__Written problem__
Wherever the string "الكعبة" appears, copy the whole line.

__Provided entries__
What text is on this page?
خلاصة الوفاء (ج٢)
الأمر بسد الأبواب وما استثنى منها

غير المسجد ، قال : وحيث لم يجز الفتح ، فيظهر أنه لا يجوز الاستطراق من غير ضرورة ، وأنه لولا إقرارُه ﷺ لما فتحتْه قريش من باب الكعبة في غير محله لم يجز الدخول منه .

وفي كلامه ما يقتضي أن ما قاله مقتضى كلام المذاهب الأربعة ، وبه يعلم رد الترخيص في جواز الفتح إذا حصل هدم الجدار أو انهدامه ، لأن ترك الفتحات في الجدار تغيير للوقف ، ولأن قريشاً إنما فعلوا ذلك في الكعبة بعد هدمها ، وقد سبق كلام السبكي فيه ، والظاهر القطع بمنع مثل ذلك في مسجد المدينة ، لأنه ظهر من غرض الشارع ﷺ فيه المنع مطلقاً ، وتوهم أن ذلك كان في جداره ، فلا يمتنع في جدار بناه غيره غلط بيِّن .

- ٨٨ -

__Result__
غير المسجد ، قال : وحيث لم يجز الفتح ، فيظهر أنه لا يجوز الاستطراق من غير ضرورة ، وأنه لولا إقرارُه ﷺ لما فتحتْه قريش من باب الكعبة في غير محله لم يجز الدخول منه .
وفي كلامه ما يقتضي أن ما قاله مقتضى كلام المذاهب الأربعة ، وبه يعلم رد الترخيص في جواز الفتح إذا حصل هدم الجدار أو انهدامه ، لأن ترك الفتحات في الجدار تغيير للوقف ، ولأن قريشاً إنما فعلوا ذلك في الكعبة بعد هدمها ، وقد سبق كلام السبكي فيه ، والظاهر القطع بمنع مثل ذلك في مسجد المدينة ، لأنه ظهر من غرض الشارع ﷺ فيه المنع مطلقاً ، وتوهم أن ذلك كان في جداره ، فلا يمتنع في جدار بناه غيره غلط بيِّن .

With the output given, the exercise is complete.